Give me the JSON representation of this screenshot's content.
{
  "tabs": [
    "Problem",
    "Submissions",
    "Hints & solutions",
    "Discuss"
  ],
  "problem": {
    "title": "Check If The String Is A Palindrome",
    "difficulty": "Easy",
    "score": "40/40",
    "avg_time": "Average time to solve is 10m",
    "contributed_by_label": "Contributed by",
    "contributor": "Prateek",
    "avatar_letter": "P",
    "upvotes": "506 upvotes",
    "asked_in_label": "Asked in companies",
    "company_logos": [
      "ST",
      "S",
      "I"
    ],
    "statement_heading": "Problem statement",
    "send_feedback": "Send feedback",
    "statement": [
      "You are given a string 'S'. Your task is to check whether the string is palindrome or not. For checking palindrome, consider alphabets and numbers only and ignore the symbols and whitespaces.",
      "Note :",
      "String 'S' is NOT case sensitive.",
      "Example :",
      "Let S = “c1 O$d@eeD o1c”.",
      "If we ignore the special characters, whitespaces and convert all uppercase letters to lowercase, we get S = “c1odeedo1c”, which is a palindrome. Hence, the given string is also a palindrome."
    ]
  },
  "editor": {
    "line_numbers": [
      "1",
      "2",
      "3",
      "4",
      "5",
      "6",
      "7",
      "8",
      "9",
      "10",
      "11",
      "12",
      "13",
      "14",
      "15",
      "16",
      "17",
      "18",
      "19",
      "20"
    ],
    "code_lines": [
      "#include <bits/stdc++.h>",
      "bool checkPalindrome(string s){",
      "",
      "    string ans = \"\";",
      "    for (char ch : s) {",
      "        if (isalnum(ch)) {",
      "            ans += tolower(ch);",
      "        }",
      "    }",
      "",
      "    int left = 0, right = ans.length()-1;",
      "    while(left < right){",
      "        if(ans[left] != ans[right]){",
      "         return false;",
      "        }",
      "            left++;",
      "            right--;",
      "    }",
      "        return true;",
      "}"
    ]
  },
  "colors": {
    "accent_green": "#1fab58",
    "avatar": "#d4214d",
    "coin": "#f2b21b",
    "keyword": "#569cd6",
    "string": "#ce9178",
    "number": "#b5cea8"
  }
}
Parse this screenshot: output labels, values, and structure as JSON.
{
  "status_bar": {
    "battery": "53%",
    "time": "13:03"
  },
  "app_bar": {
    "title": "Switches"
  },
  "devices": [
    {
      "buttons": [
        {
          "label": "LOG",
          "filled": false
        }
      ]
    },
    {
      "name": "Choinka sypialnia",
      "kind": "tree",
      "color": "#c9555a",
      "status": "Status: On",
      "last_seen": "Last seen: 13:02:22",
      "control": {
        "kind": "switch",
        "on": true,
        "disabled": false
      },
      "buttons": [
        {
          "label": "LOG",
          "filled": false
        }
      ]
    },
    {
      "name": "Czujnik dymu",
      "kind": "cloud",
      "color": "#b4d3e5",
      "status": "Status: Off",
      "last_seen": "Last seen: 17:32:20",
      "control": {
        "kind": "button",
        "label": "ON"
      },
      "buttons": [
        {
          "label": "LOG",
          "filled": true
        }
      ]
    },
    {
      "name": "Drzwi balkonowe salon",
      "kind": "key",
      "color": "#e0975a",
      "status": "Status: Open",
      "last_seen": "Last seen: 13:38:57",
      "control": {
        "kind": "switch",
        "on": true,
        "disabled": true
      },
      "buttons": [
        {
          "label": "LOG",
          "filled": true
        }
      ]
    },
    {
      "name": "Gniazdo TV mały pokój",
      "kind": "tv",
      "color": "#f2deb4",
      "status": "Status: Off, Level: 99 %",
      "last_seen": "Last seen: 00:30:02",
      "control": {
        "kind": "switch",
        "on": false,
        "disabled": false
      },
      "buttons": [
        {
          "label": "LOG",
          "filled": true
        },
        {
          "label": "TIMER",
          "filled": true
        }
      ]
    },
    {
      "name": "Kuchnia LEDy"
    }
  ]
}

|---|

TO BE DONE: Using the listing above, pick out each line that contains the word "ignore", then copy it.

SOLUTION BELOW:
      "You are given a string 'S'. Your task is to check whether the string is palindrome or not. For checking palindrome, consider alphabets and numbers only and ignore the symbols and whitespaces.",
      "If we ignore the special characters, whitespaces and convert all uppercase letters to lowercase, we get S = “c1odeedo1c”, which is a palindrome. Hence, the given string is also a palindrome."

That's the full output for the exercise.